Repeat the entries that follow verbatim, without any of their pictures.

begin

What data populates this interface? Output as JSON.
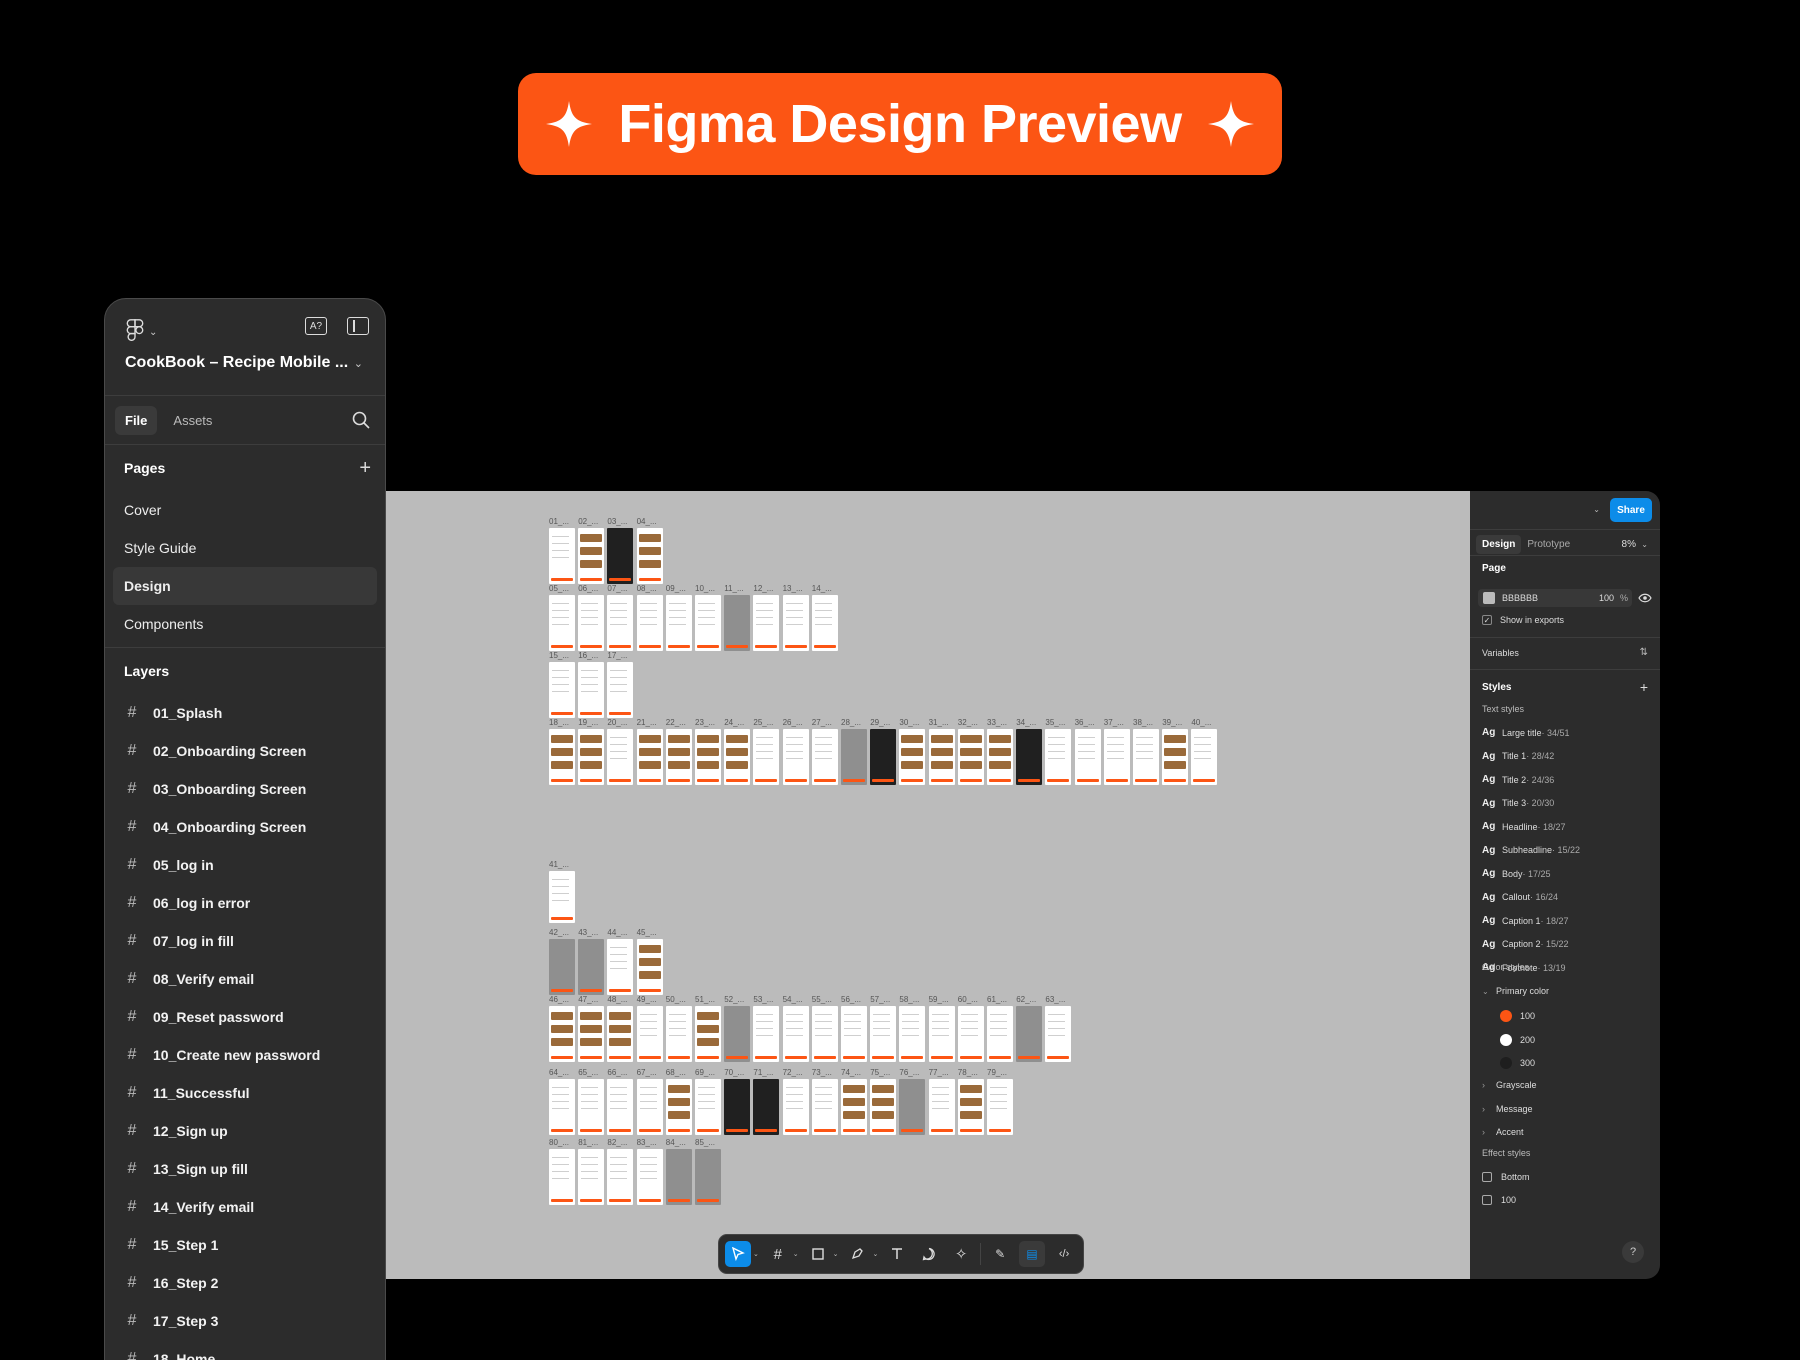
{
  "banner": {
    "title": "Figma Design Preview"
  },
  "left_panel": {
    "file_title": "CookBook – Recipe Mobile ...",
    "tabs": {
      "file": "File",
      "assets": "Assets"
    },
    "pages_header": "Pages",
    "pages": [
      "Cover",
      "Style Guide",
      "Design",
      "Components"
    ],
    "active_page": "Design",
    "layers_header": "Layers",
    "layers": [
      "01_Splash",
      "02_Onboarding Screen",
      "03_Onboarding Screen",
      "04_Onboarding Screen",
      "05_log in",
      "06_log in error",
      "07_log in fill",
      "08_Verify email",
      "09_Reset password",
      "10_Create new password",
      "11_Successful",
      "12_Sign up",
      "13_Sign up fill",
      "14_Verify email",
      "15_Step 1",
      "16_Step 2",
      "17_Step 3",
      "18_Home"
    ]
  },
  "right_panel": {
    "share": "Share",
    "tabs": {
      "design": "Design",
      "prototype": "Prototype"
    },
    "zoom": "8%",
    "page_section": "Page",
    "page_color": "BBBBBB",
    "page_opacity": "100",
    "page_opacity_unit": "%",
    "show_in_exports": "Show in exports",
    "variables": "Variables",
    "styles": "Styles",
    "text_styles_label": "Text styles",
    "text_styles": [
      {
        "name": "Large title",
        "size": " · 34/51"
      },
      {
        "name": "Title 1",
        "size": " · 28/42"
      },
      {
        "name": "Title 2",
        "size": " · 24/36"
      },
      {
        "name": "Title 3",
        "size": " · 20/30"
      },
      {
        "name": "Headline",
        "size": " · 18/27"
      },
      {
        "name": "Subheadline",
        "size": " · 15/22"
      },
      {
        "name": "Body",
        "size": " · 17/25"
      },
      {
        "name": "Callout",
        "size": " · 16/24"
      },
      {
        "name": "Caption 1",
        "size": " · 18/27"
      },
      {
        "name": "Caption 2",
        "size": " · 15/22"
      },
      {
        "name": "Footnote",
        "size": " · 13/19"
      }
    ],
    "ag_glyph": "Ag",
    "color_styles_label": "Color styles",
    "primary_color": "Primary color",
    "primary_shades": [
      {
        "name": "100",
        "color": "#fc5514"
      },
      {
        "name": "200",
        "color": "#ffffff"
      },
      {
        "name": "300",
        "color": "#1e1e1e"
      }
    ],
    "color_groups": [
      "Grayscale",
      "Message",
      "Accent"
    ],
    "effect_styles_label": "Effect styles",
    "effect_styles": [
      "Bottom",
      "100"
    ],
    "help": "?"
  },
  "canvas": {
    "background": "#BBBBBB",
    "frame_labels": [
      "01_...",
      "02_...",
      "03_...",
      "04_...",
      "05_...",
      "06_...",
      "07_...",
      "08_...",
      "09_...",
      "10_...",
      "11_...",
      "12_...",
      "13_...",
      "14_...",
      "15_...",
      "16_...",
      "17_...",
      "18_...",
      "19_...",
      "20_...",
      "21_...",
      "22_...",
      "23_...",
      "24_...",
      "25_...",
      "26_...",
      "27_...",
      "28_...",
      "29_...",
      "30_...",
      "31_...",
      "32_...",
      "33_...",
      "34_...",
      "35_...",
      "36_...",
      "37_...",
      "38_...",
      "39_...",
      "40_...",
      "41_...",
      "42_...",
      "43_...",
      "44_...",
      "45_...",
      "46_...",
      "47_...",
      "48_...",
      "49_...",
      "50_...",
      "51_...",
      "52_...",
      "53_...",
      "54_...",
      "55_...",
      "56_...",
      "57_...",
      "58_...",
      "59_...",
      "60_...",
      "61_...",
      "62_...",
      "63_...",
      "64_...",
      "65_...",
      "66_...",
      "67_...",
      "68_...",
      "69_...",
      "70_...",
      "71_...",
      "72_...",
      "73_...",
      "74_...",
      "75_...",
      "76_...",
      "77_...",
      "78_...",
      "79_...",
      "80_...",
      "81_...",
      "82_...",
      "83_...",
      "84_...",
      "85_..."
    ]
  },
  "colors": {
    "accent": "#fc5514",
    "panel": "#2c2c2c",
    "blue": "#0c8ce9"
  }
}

end

Written solution |
What data populates this interface? Output as JSON.
{
  "banner": {
    "title": "Figma Design Preview"
  },
  "left_panel": {
    "file_title": "CookBook – Recipe Mobile ...",
    "tabs": {
      "file": "File",
      "assets": "Assets"
    },
    "pages_header": "Pages",
    "pages": [
      "Cover",
      "Style Guide",
      "Design",
      "Components"
    ],
    "active_page": "Design",
    "layers_header": "Layers",
    "layers": [
      "01_Splash",
      "02_Onboarding Screen",
      "03_Onboarding Screen",
      "04_Onboarding Screen",
      "05_log in",
      "06_log in error",
      "07_log in fill",
      "08_Verify email",
      "09_Reset password",
      "10_Create new password",
      "11_Successful",
      "12_Sign up",
      "13_Sign up fill",
      "14_Verify email",
      "15_Step 1",
      "16_Step 2",
      "17_Step 3",
      "18_Home"
    ]
  },
  "right_panel": {
    "share": "Share",
    "tabs": {
      "design": "Design",
      "prototype": "Prototype"
    },
    "zoom": "8%",
    "page_section": "Page",
    "page_color": "BBBBBB",
    "page_opacity": "100",
    "page_opacity_unit": "%",
    "show_in_exports": "Show in exports",
    "variables": "Variables",
    "styles": "Styles",
    "text_styles_label": "Text styles",
    "text_styles": [
      {
        "name": "Large title",
        "size": " · 34/51"
      },
      {
        "name": "Title 1",
        "size": " · 28/42"
      },
      {
        "name": "Title 2",
        "size": " · 24/36"
      },
      {
        "name": "Title 3",
        "size": " · 20/30"
      },
      {
        "name": "Headline",
        "size": " · 18/27"
      },
      {
        "name": "Subheadline",
        "size": " · 15/22"
      },
      {
        "name": "Body",
        "size": " · 17/25"
      },
      {
        "name": "Callout",
        "size": " · 16/24"
      },
      {
        "name": "Caption 1",
        "size": " · 18/27"
      },
      {
        "name": "Caption 2",
        "size": " · 15/22"
      },
      {
        "name": "Footnote",
        "size": " · 13/19"
      }
    ],
    "ag_glyph": "Ag",
    "color_styles_label": "Color styles",
    "primary_color": "Primary color",
    "primary_shades": [
      {
        "name": "100",
        "color": "#fc5514"
      },
      {
        "name": "200",
        "color": "#ffffff"
      },
      {
        "name": "300",
        "color": "#1e1e1e"
      }
    ],
    "color_groups": [
      "Grayscale",
      "Message",
      "Accent"
    ],
    "effect_styles_label": "Effect styles",
    "effect_styles": [
      "Bottom",
      "100"
    ],
    "help": "?"
  },
  "canvas": {
    "background": "#BBBBBB",
    "frame_labels": [
      "01_...",
      "02_...",
      "03_...",
      "04_...",
      "05_...",
      "06_...",
      "07_...",
      "08_...",
      "09_...",
      "10_...",
      "11_...",
      "12_...",
      "13_...",
      "14_...",
      "15_...",
      "16_...",
      "17_...",
      "18_...",
      "19_...",
      "20_...",
      "21_...",
      "22_...",
      "23_...",
      "24_...",
      "25_...",
      "26_...",
      "27_...",
      "28_...",
      "29_...",
      "30_...",
      "31_...",
      "32_...",
      "33_...",
      "34_...",
      "35_...",
      "36_...",
      "37_...",
      "38_...",
      "39_...",
      "40_...",
      "41_...",
      "42_...",
      "43_...",
      "44_...",
      "45_...",
      "46_...",
      "47_...",
      "48_...",
      "49_...",
      "50_...",
      "51_...",
      "52_...",
      "53_...",
      "54_...",
      "55_...",
      "56_...",
      "57_...",
      "58_...",
      "59_...",
      "60_...",
      "61_...",
      "62_...",
      "63_...",
      "64_...",
      "65_...",
      "66_...",
      "67_...",
      "68_...",
      "69_...",
      "70_...",
      "71_...",
      "72_...",
      "73_...",
      "74_...",
      "75_...",
      "76_...",
      "77_...",
      "78_...",
      "79_...",
      "80_...",
      "81_...",
      "82_...",
      "83_...",
      "84_...",
      "85_..."
    ]
  },
  "colors": {
    "accent": "#fc5514",
    "panel": "#2c2c2c",
    "blue": "#0c8ce9"
  }
}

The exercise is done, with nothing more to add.